Transcribe all of the material exactly. Any picture in it should be left out.

──────────────────────────────

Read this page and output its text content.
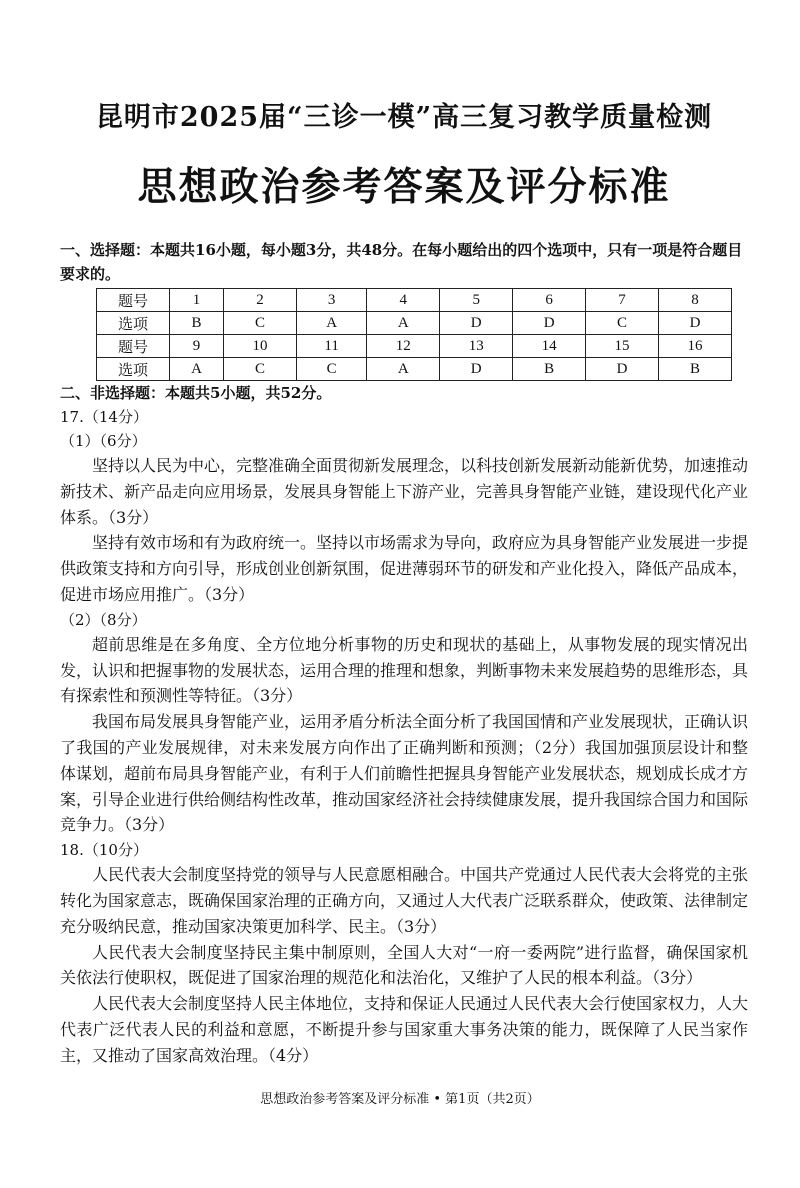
昆明市2025届“三诊一模”高三复习教学质量检测
思想政治参考答案及评分标准
一、选择题：本题共16小题，每小题3分，共48分。在每小题给出的四个选项中，只有一项是符合题目要求的。
题号	1	2	3	4	5	6	7	8
选项	B	C	A	A	D	D	C	D
题号	9	10	11	12	13	14	15	16
选项	A	C	C	A	D	B	D	B
二、非选择题：本题共5小题，共52分。
17.（14分）
（1）（6分）

坚持以人民为中心，完整准确全面贯彻新发展理念，以科技创新发展新动能新优势，加速推动新技术、新产品走向应用场景，发展具身智能上下游产业，完善具身智能产业链，建设现代化产业体系。（3分）

坚持有效市场和有为政府统一。坚持以市场需求为导向，政府应为具身智能产业发展进一步提供政策支持和方向引导，形成创业创新氛围，促进薄弱环节的研发和产业化投入，降低产品成本，促进市场应用推广。（3分）

（2）（8分）

超前思维是在多角度、全方位地分析事物的历史和现状的基础上，从事物发展的现实情况出发，认识和把握事物的发展状态，运用合理的推理和想象，判断事物未来发展趋势的思维形态，具有探索性和预测性等特征。（3分）

我国布局发展具身智能产业，运用矛盾分析法全面分析了我国国情和产业发展现状，正确认识了我国的产业发展规律，对未来发展方向作出了正确判断和预测；（2分）我国加强顶层设计和整体谋划，超前布局具身智能产业，有利于人们前瞻性把握具身智能产业发展状态，规划成长成才方案，引导企业进行供给侧结构性改革，推动国家经济社会持续健康发展，提升我国综合国力和国际竞争力。（3分）

18.（10分）

人民代表大会制度坚持党的领导与人民意愿相融合。中国共产党通过人民代表大会将党的主张转化为国家意志，既确保国家治理的正确方向，又通过人大代表广泛联系群众，使政策、法律制定充分吸纳民意，推动国家决策更加科学、民主。（3分）

人民代表大会制度坚持民主集中制原则，全国人大对“一府一委两院”进行监督，确保国家机关依法行使职权，既促进了国家治理的规范化和法治化，又维护了人民的根本利益。（3分）

人民代表大会制度坚持人民主体地位，支持和保证人民通过人民代表大会行使国家权力，人大代表广泛代表人民的利益和意愿，不断提升参与国家重大事务决策的能力，既保障了人民当家作主，又推动了国家高效治理。（4分）

思想政治参考答案及评分标准 • 第1页（共2页）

──────────────────────────────

__REPLY TO THE TASK__:
Read this page and output its text content.
昆明市2025届“三诊一模”高三复习教学质量检测
思想政治参考答案及评分标准
一、选择题：本题共16小题，每小题3分，共48分。在每小题给出的四个选项中，只有一项是符合题目要求的。
题号	1	2	3	4	5	6	7	8
选项	B	C	A	A	D	D	C	D
题号	9	10	11	12	13	14	15	16
选项	A	C	C	A	D	B	D	B
二、非选择题：本题共5小题，共52分。
17.（14分）
（1）（6分）

坚持以人民为中心，完整准确全面贯彻新发展理念，以科技创新发展新动能新优势，加速推动新技术、新产品走向应用场景，发展具身智能上下游产业，完善具身智能产业链，建设现代化产业体系。（3分）

坚持有效市场和有为政府统一。坚持以市场需求为导向，政府应为具身智能产业发展进一步提供政策支持和方向引导，形成创业创新氛围，促进薄弱环节的研发和产业化投入，降低产品成本，促进市场应用推广。（3分）

（2）（8分）

超前思维是在多角度、全方位地分析事物的历史和现状的基础上，从事物发展的现实情况出发，认识和把握事物的发展状态，运用合理的推理和想象，判断事物未来发展趋势的思维形态，具有探索性和预测性等特征。（3分）

我国布局发展具身智能产业，运用矛盾分析法全面分析了我国国情和产业发展现状，正确认识了我国的产业发展规律，对未来发展方向作出了正确判断和预测；（2分）我国加强顶层设计和整体谋划，超前布局具身智能产业，有利于人们前瞻性把握具身智能产业发展状态，规划成长成才方案，引导企业进行供给侧结构性改革，推动国家经济社会持续健康发展，提升我国综合国力和国际竞争力。（3分）

18.（10分）

人民代表大会制度坚持党的领导与人民意愿相融合。中国共产党通过人民代表大会将党的主张转化为国家意志，既确保国家治理的正确方向，又通过人大代表广泛联系群众，使政策、法律制定充分吸纳民意，推动国家决策更加科学、民主。（3分）

人民代表大会制度坚持民主集中制原则，全国人大对“一府一委两院”进行监督，确保国家机关依法行使职权，既促进了国家治理的规范化和法治化，又维护了人民的根本利益。（3分）

人民代表大会制度坚持人民主体地位，支持和保证人民通过人民代表大会行使国家权力，人大代表广泛代表人民的利益和意愿，不断提升参与国家重大事务决策的能力，既保障了人民当家作主，又推动了国家高效治理。（4分）

思想政治参考答案及评分标准 • 第1页（共2页）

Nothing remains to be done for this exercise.